**Work required:** Each record below should be output verbatim, without pictures.
— START Records for this exercise —
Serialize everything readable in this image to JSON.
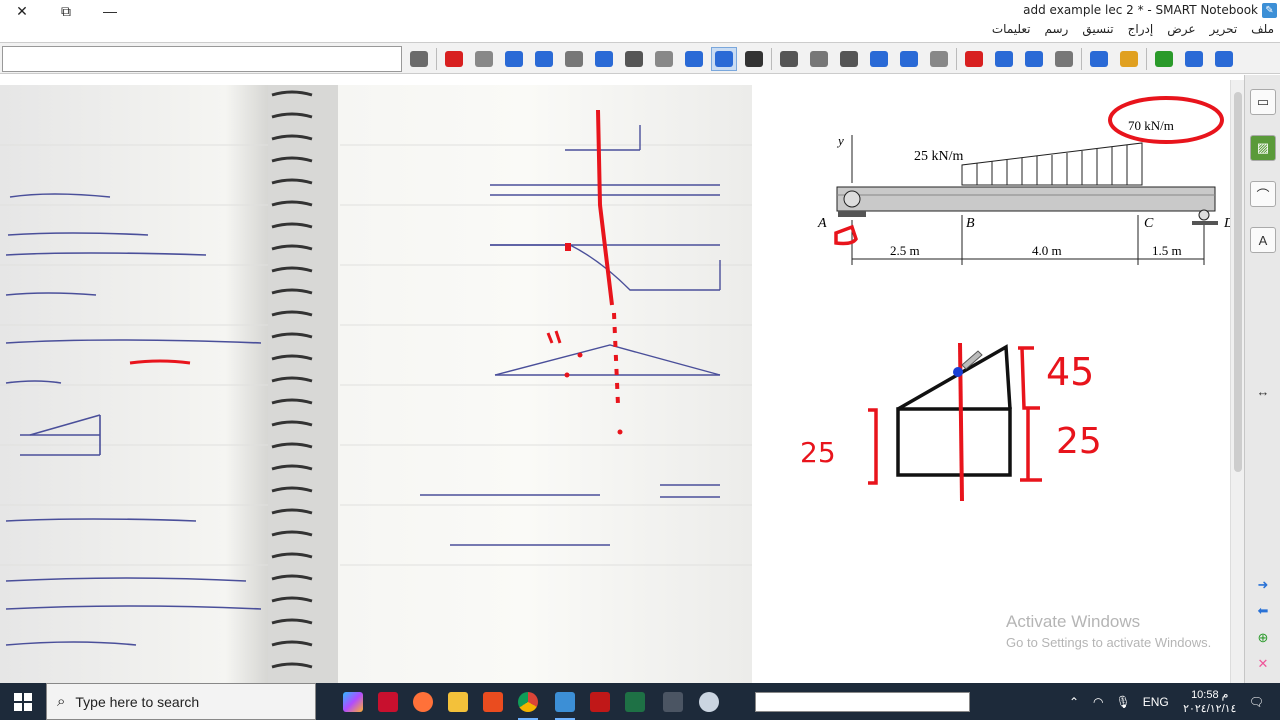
{
  "window": {
    "title": "add example lec 2 * - SMART Notebook",
    "controls": [
      "✕",
      "⧉",
      "—"
    ]
  },
  "menu": [
    "ملف",
    "تحرير",
    "عرض",
    "إدراج",
    "تنسيق",
    "رسم",
    "تعليمات"
  ],
  "toolbar_icons": [
    "resize-icon",
    "text-icon",
    "pen-icon",
    "fill-icon",
    "magic-pen-icon",
    "highlighter-icon",
    "shapes-icon",
    "line-icon",
    "eraser-icon",
    "creative-pen-icon",
    "pen-active-icon",
    "select-icon",
    "table-icon",
    "screen-shade-icon",
    "capture-icon",
    "document-camera-icon",
    "display-icon",
    "projector-icon",
    "delete-icon",
    "undo-icon",
    "redo-icon",
    "paste-icon",
    "save-icon",
    "open-icon",
    "add-page-icon",
    "previous-page-icon",
    "next-page-icon"
  ],
  "diagram": {
    "y_axis": "y",
    "load_left": "25 kN/m",
    "load_right": "70 kN/m",
    "point_a": "A",
    "point_b": "B",
    "point_c": "C",
    "point_d": "D",
    "dim_ab": "2.5 m",
    "dim_bc": "4.0 m",
    "dim_cd": "1.5 m"
  },
  "handwriting": {
    "right_45": "45",
    "right_25": "25",
    "right_left_25": "25"
  },
  "watermark": {
    "line1": "Activate Windows",
    "line2": "Go to Settings to activate Windows."
  },
  "taskbar": {
    "search_placeholder": "Type here to search",
    "lang": "ENG",
    "time": "10:58 م",
    "date": "٢٠٢٤/١٢/١٤"
  },
  "colors": {
    "accent_red": "#e8141c",
    "taskbar_bg": "#1d2a3a",
    "blue_dot": "#1a3fd6"
  }
}
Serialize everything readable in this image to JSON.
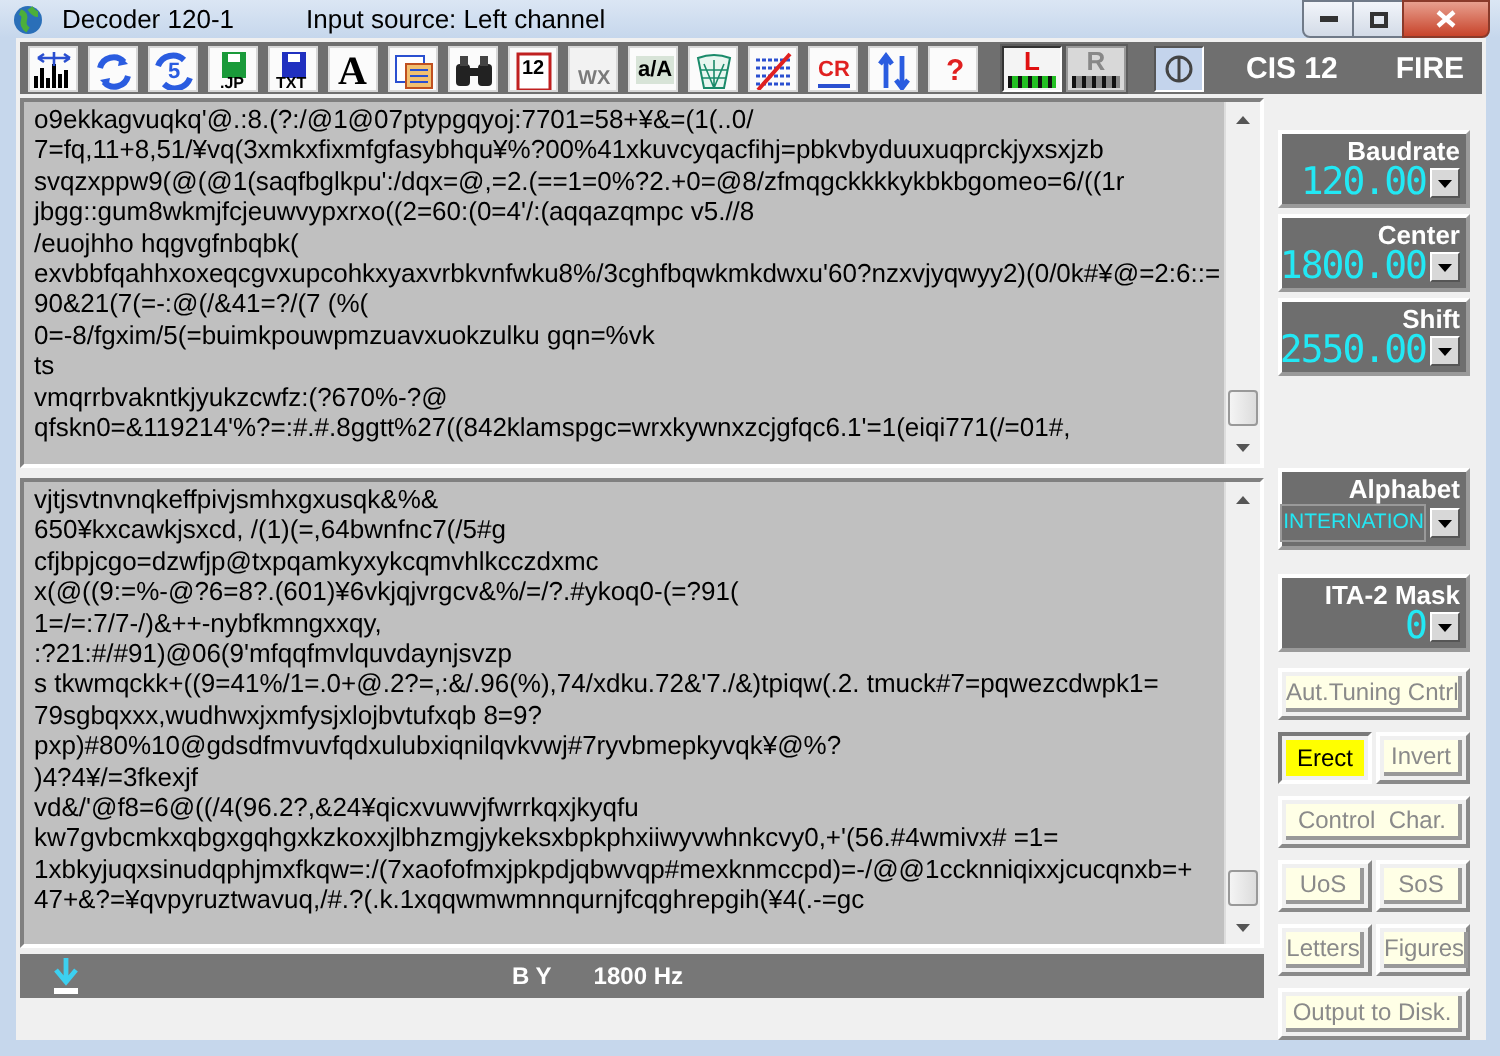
{
  "window": {
    "title": "Decoder 120-1",
    "input_source": "Input source: Left channel"
  },
  "toolbar": {
    "buttons": [
      {
        "disabled": false
      },
      {
        "disabled": false
      },
      {
        "glyph": "5",
        "disabled": false
      },
      {
        "glyph": ".JP",
        "disabled": false
      },
      {
        "glyph": "TXT",
        "disabled": false
      },
      {
        "glyph": "A",
        "disabled": false
      },
      {
        "disabled": false
      },
      {
        "disabled": false
      },
      {
        "glyph": "12",
        "disabled": false
      },
      {
        "glyph": "WX",
        "disabled": true
      },
      {
        "glyph": "a/A",
        "disabled": false
      },
      {
        "disabled": false
      },
      {
        "disabled": false
      },
      {
        "glyph": "CR",
        "disabled": false
      },
      {
        "disabled": false
      },
      {
        "glyph": "?",
        "disabled": false
      }
    ],
    "channels": [
      {
        "label": "L",
        "selected": true
      },
      {
        "label": "R",
        "selected": false
      }
    ],
    "monitor_pressed": true,
    "mode": "CIS 12",
    "mode_2": "FIRE"
  },
  "top_pane": {
    "lines": [
      "o9ekkagvuqkq'@.:8.(?:/@1@07ptypgqyoj:7701=58+¥&=(1(..0/",
      "7=fq,11+8,51/¥vq(3xmkxfixmfgfasybhqu¥%?00%41xkuvcyqacfihj=pbkvbyduuxuqprckjyxsxjzb",
      "svqzxppw9(@(@1(saqfbglkpu':/dqx=@,=2.(==1=0%?2.+0=@8/zfmqgckkkkykbkbgomeo=6/((1r",
      "jbgg::gum8wkmjfcjeuwvypxrxo((2=60:(0=4'/:(aqqazqmpc v5.//8",
      "/euojhho hqgvgfnbqbk(",
      "exvbbfqahhxoxeqcgvxupcohkxyaxvrbkvnfwku8%/3cghfbqwkmkdwxu'60?nzxvjyqwyy2)(0/0k#¥@=2:6::=",
      "90&21(7(=-:@(/&41=?/(7 (%(",
      "0=-8/fgxim/5(=buimkpouwpmzuavxuokzulku gqn=%vk",
      "ts",
      "vmqrrbvakntkjyukzcwfz:(?670%-?@",
      "qfskn0=&119214'%?=:#.#.8ggtt%27((842klamspgc=wrxkywnxzcjgfqc6.1'=1(eiqi771(/=01#,"
    ]
  },
  "bottom_pane": {
    "lines": [
      "vjtjsvtnvnqkeffpivjsmhxgxusqk&%&",
      "650¥kxcawkjsxcd, /(1)(=,64bwnfnc7(/5#g",
      "cfjbpjcgo=dzwfjp@txpqamkyxykcqmvhlkcczdxmc",
      "x(@((9:=%-@?6=8?.(601)¥6vkjqjvrgcv&%/=/?.#ykoq0-(=?91(",
      "1=/=:7/7-/)&++-nybfkmngxxqy,",
      ":?21:#/#91)@06(9'mfqqfmvlquvdaynjsvzp",
      "s tkwmqckk+((9=41%/1=.0+@.2?=,:&/.96(%),74/xdku.72&'7./&)tpiqw(.2. tmuck#7=pqwezcdwpk1=",
      "79sgbqxxx,wudhwxjxmfysjxlojbvtufxqb 8=9?",
      "pxp)#80%10@gdsdfmvuvfqdxulubxiqnilqvkvwj#7ryvbmepkyvqk¥@%?",
      ")4?4¥/=3fkexjf",
      "vd&/'@f8=6@((/4(96.2?,&24¥qicxvuwvjfwrrkqxjkyqfu",
      "kw7gvbcmkxqbgxgqhgxkzkoxxjlbhzmgjykeksxbpkphxiiwyvwhnkcvy0,+'(56.#4wmivx# =1=",
      "1xbkyjuqxsinudqphjmxfkqw=:/(7xaofofmxjpkpdjqbwvqp#mexknmccpd)=-/@@1ccknniqixxjcucqnxb=+",
      "47+&?=¥qvpyruztwavuq,/#.?(.k.1xqqwmwmnnqurnjfcqghrepgih(¥4(.-=gc"
    ]
  },
  "status_bar": {
    "shift_mode": "B Y",
    "frequency": "1800 Hz"
  },
  "parameters": [
    {
      "label": "Baudrate",
      "value": "120.00"
    },
    {
      "label": "Center",
      "value": "1800.00"
    },
    {
      "label": "Shift",
      "value": "2550.00"
    },
    {
      "label": "Alphabet",
      "value": "INTERNATION"
    },
    {
      "label": "ITA-2 Mask",
      "value": "0"
    }
  ],
  "buttons": [
    {
      "kind": "wide",
      "label": "Aut.Tuning Cntrl",
      "selected": false
    },
    {
      "kind": "half",
      "label": "Erect",
      "selected": true
    },
    {
      "kind": "half",
      "label": "Invert",
      "selected": false
    },
    {
      "kind": "wide",
      "label": "Control  Char.",
      "selected": false
    },
    {
      "kind": "half",
      "label": "UoS",
      "selected": false
    },
    {
      "kind": "half",
      "label": "SoS",
      "selected": false
    },
    {
      "kind": "half",
      "label": "Letters",
      "selected": false
    },
    {
      "kind": "half",
      "label": "Figures",
      "selected": false
    },
    {
      "kind": "wide",
      "label": "Output to Disk.",
      "selected": false
    }
  ]
}
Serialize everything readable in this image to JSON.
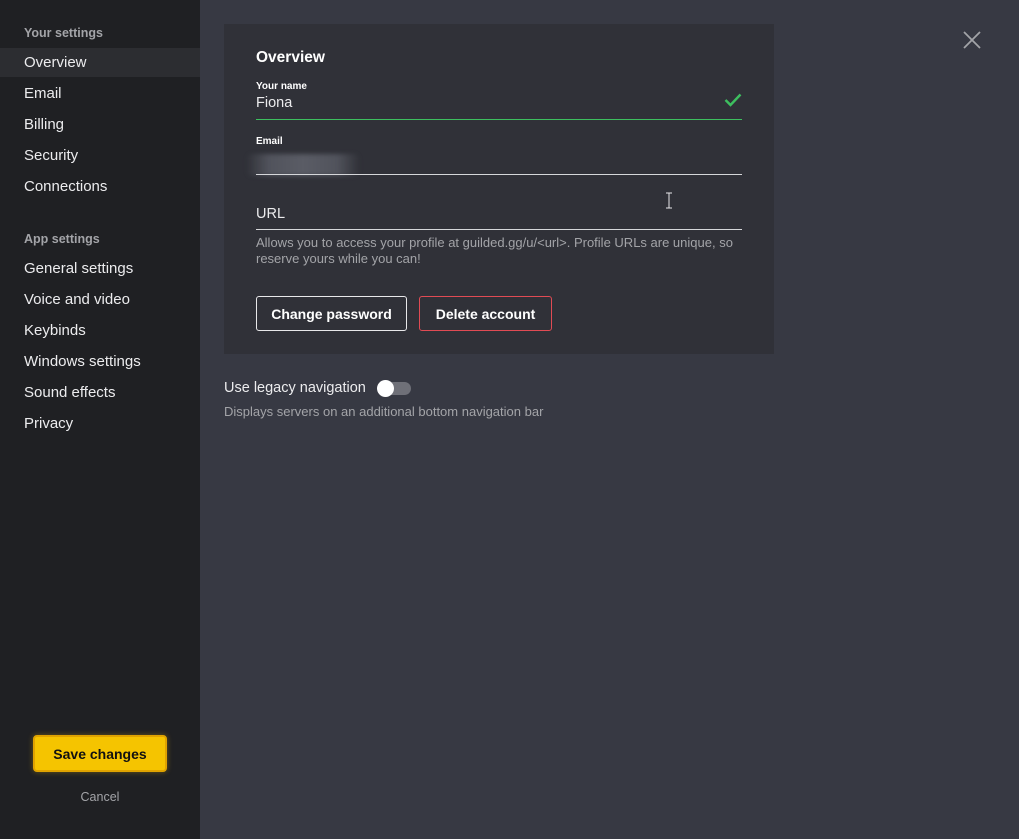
— END Records for this exercise —
**Exercise answer:**
Serialize everything readable in this image to JSON.
{
  "window": {
    "title": "add example lec 2 * - SMART Notebook",
    "controls": [
      "✕",
      "⧉",
      "—"
    ]
  },
  "menu": [
    "ملف",
    "تحرير",
    "عرض",
    "إدراج",
    "تنسيق",
    "رسم",
    "تعليمات"
  ],
  "toolbar_icons": [
    "resize-icon",
    "text-icon",
    "pen-icon",
    "fill-icon",
    "magic-pen-icon",
    "highlighter-icon",
    "shapes-icon",
    "line-icon",
    "eraser-icon",
    "creative-pen-icon",
    "pen-active-icon",
    "select-icon",
    "table-icon",
    "screen-shade-icon",
    "capture-icon",
    "document-camera-icon",
    "display-icon",
    "projector-icon",
    "delete-icon",
    "undo-icon",
    "redo-icon",
    "paste-icon",
    "save-icon",
    "open-icon",
    "add-page-icon",
    "previous-page-icon",
    "next-page-icon"
  ],
  "diagram": {
    "y_axis": "y",
    "load_left": "25 kN/m",
    "load_right": "70 kN/m",
    "point_a": "A",
    "point_b": "B",
    "point_c": "C",
    "point_d": "D",
    "dim_ab": "2.5 m",
    "dim_bc": "4.0 m",
    "dim_cd": "1.5 m"
  },
  "handwriting": {
    "right_45": "45",
    "right_25": "25",
    "right_left_25": "25"
  },
  "watermark": {
    "line1": "Activate Windows",
    "line2": "Go to Settings to activate Windows."
  },
  "taskbar": {
    "search_placeholder": "Type here to search",
    "lang": "ENG",
    "time": "10:58 م",
    "date": "٢٠٢٤/١٢/١٤"
  },
  "colors": {
    "accent_red": "#e8141c",
    "taskbar_bg": "#1d2a3a",
    "blue_dot": "#1a3fd6"
  }
}
Serialize everything readable in this image to JSON.
{
  "window": {
    "title": "Decoder 120-1",
    "input_source": "Input source: Left channel"
  },
  "toolbar": {
    "buttons": [
      {
        "disabled": false
      },
      {
        "disabled": false
      },
      {
        "glyph": "5",
        "disabled": false
      },
      {
        "glyph": ".JP",
        "disabled": false
      },
      {
        "glyph": "TXT",
        "disabled": false
      },
      {
        "glyph": "A",
        "disabled": false
      },
      {
        "disabled": false
      },
      {
        "disabled": false
      },
      {
        "glyph": "12",
        "disabled": false
      },
      {
        "glyph": "WX",
        "disabled": true
      },
      {
        "glyph": "a/A",
        "disabled": false
      },
      {
        "disabled": false
      },
      {
        "disabled": false
      },
      {
        "glyph": "CR",
        "disabled": false
      },
      {
        "disabled": false
      },
      {
        "glyph": "?",
        "disabled": false
      }
    ],
    "channels": [
      {
        "label": "L",
        "selected": true
      },
      {
        "label": "R",
        "selected": false
      }
    ],
    "monitor_pressed": true,
    "mode": "CIS 12",
    "mode_2": "FIRE"
  },
  "top_pane": {
    "lines": [
      "o9ekkagvuqkq'@.:8.(?:/@1@07ptypgqyoj:7701=58+¥&=(1(..0/",
      "7=fq,11+8,51/¥vq(3xmkxfixmfgfasybhqu¥%?00%41xkuvcyqacfihj=pbkvbyduuxuqprckjyxsxjzb",
      "svqzxppw9(@(@1(saqfbglkpu':/dqx=@,=2.(==1=0%?2.+0=@8/zfmqgckkkkykbkbgomeo=6/((1r",
      "jbgg::gum8wkmjfcjeuwvypxrxo((2=60:(0=4'/:(aqqazqmpc v5.//8",
      "/euojhho hqgvgfnbqbk(",
      "exvbbfqahhxoxeqcgvxupcohkxyaxvrbkvnfwku8%/3cghfbqwkmkdwxu'60?nzxvjyqwyy2)(0/0k#¥@=2:6::=",
      "90&21(7(=-:@(/&41=?/(7 (%(",
      "0=-8/fgxim/5(=buimkpouwpmzuavxuokzulku gqn=%vk",
      "ts",
      "vmqrrbvakntkjyukzcwfz:(?670%-?@",
      "qfskn0=&119214'%?=:#.#.8ggtt%27((842klamspgc=wrxkywnxzcjgfqc6.1'=1(eiqi771(/=01#,"
    ]
  },
  "bottom_pane": {
    "lines": [
      "vjtjsvtnvnqkeffpivjsmhxgxusqk&%&",
      "650¥kxcawkjsxcd, /(1)(=,64bwnfnc7(/5#g",
      "cfjbpjcgo=dzwfjp@txpqamkyxykcqmvhlkcczdxmc",
      "x(@((9:=%-@?6=8?.(601)¥6vkjqjvrgcv&%/=/?.#ykoq0-(=?91(",
      "1=/=:7/7-/)&++-nybfkmngxxqy,",
      ":?21:#/#91)@06(9'mfqqfmvlquvdaynjsvzp",
      "s tkwmqckk+((9=41%/1=.0+@.2?=,:&/.96(%),74/xdku.72&'7./&)tpiqw(.2. tmuck#7=pqwezcdwpk1=",
      "79sgbqxxx,wudhwxjxmfysjxlojbvtufxqb 8=9?",
      "pxp)#80%10@gdsdfmvuvfqdxulubxiqnilqvkvwj#7ryvbmepkyvqk¥@%?",
      ")4?4¥/=3fkexjf",
      "vd&/'@f8=6@((/4(96.2?,&24¥qicxvuwvjfwrrkqxjkyqfu",
      "kw7gvbcmkxqbgxgqhgxkzkoxxjlbhzmgjykeksxbpkphxiiwyvwhnkcvy0,+'(56.#4wmivx# =1=",
      "1xbkyjuqxsinudqphjmxfkqw=:/(7xaofofmxjpkpdjqbwvqp#mexknmccpd)=-/@@1ccknniqixxjcucqnxb=+",
      "47+&?=¥qvpyruztwavuq,/#.?(.k.1xqqwmwmnnqurnjfcqghrepgih(¥4(.-=gc"
    ]
  },
  "status_bar": {
    "shift_mode": "B Y",
    "frequency": "1800 Hz"
  },
  "parameters": [
    {
      "label": "Baudrate",
      "value": "120.00"
    },
    {
      "label": "Center",
      "value": "1800.00"
    },
    {
      "label": "Shift",
      "value": "2550.00"
    },
    {
      "label": "Alphabet",
      "value": "INTERNATION"
    },
    {
      "label": "ITA-2 Mask",
      "value": "0"
    }
  ],
  "buttons": [
    {
      "kind": "wide",
      "label": "Aut.Tuning Cntrl",
      "selected": false
    },
    {
      "kind": "half",
      "label": "Erect",
      "selected": true
    },
    {
      "kind": "half",
      "label": "Invert",
      "selected": false
    },
    {
      "kind": "wide",
      "label": "Control  Char.",
      "selected": false
    },
    {
      "kind": "half",
      "label": "UoS",
      "selected": false
    },
    {
      "kind": "half",
      "label": "SoS",
      "selected": false
    },
    {
      "kind": "half",
      "label": "Letters",
      "selected": false
    },
    {
      "kind": "half",
      "label": "Figures",
      "selected": false
    },
    {
      "kind": "wide",
      "label": "Output to Disk.",
      "selected": false
    }
  ]
}
Serialize everything readable in this image to JSON.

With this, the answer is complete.